- TASK GOAL -
Leave out the pictures and copy each record below exactly.

[DATA FOR PROCESSING start]

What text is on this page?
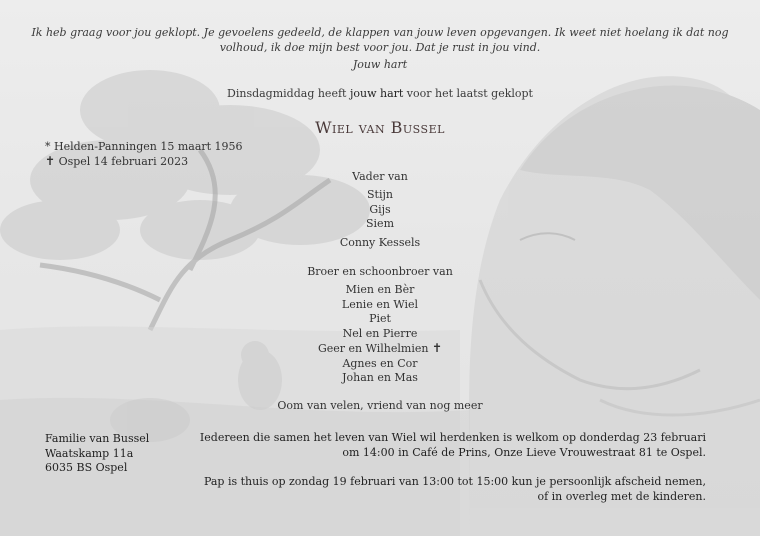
Ik heb graag voor jou geklopt. Je gevoelens gedeeld, de klappen van jouw leven opgevangen. Ik weet niet hoelang ik dat nog
volhoud, ik doe mijn best voor jou. Dat je rust in jou vind.
Jouw hart
Dinsdagmiddag heeft jouw hart voor het laatst geklopt
Wiel van Bussel
* Helden-Panningen 15 maart 1956
✝ Ospel 14 februari 2023
Vader van
Stijn
Gijs
Siem
Conny Kessels
Broer en schoonbroer van
Mien en Bèr
Lenie en Wiel
Piet
Nel en Pierre
Geer en Wilhelmien ✝
Agnes en Cor
Johan en Mas
Oom van velen, vriend van nog meer
Familie van Bussel
Waatskamp 11a
6035 BS Ospel
Iedereen die samen het leven van Wiel wil herdenken is welkom op donderdag 23 februari
om 14:00 in Café de Prins, Onze Lieve Vrouwestraat 81 te Ospel.
Pap is thuis op zondag 19 februari van 13:00 tot 15:00 kun je persoonlijk afscheid nemen,
of in overleg met de kinderen.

[DATA FOR PROCESSING end]

- FULL RESPONSE -
What text is on this page?
Ik heb graag voor jou geklopt. Je gevoelens gedeeld, de klappen van jouw leven opgevangen. Ik weet niet hoelang ik dat nog
volhoud, ik doe mijn best voor jou. Dat je rust in jou vind.
Jouw hart
Dinsdagmiddag heeft jouw hart voor het laatst geklopt
Wiel van Bussel
* Helden-Panningen 15 maart 1956
✝ Ospel 14 februari 2023
Vader van
Stijn
Gijs
Siem
Conny Kessels
Broer en schoonbroer van
Mien en Bèr
Lenie en Wiel
Piet
Nel en Pierre
Geer en Wilhelmien ✝
Agnes en Cor
Johan en Mas
Oom van velen, vriend van nog meer
Familie van Bussel
Waatskamp 11a
6035 BS Ospel
Iedereen die samen het leven van Wiel wil herdenken is welkom op donderdag 23 februari
om 14:00 in Café de Prins, Onze Lieve Vrouwestraat 81 te Ospel.
Pap is thuis op zondag 19 februari van 13:00 tot 15:00 kun je persoonlijk afscheid nemen,
of in overleg met de kinderen.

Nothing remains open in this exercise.